▶ **Instructions for the task**
Give only the number of lines in these records that contain the word "over".
>> START Given data
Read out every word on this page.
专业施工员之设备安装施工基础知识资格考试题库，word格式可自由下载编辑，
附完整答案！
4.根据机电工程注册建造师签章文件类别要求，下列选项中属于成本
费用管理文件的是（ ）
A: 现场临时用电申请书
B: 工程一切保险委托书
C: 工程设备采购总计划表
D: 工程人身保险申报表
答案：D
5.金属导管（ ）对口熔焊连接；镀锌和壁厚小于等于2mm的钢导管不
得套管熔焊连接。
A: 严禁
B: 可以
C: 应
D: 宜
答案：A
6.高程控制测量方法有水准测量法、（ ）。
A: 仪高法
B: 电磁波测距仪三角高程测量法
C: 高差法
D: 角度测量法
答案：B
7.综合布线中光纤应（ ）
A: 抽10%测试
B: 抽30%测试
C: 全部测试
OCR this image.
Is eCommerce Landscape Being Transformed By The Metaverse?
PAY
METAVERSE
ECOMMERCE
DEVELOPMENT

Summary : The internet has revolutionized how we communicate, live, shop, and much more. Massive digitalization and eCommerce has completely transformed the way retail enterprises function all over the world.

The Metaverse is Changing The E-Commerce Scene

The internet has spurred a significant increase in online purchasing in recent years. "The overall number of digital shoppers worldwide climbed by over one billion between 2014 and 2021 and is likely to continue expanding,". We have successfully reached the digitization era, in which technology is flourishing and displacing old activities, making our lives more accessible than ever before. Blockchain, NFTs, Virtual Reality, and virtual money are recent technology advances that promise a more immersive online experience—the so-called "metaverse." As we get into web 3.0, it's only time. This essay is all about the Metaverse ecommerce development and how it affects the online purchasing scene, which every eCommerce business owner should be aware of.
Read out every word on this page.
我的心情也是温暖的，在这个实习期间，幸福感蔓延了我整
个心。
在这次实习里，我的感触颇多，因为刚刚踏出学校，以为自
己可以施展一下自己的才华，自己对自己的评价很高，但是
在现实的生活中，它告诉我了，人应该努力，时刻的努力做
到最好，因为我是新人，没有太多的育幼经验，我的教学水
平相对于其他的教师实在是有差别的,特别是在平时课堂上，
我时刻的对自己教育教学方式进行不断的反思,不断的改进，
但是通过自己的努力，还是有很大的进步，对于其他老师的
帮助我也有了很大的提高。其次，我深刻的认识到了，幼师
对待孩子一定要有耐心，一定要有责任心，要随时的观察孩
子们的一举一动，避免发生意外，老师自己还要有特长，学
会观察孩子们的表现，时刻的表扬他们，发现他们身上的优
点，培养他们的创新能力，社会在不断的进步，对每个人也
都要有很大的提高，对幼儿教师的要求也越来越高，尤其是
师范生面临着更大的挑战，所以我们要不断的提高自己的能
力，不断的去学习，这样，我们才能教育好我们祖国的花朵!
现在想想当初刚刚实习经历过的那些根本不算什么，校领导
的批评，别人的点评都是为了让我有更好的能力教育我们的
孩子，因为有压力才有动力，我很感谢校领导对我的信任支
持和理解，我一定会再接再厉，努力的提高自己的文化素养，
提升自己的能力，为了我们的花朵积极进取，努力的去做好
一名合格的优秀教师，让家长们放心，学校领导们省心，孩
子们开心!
>> END Given data
▶ **Exercise response**
2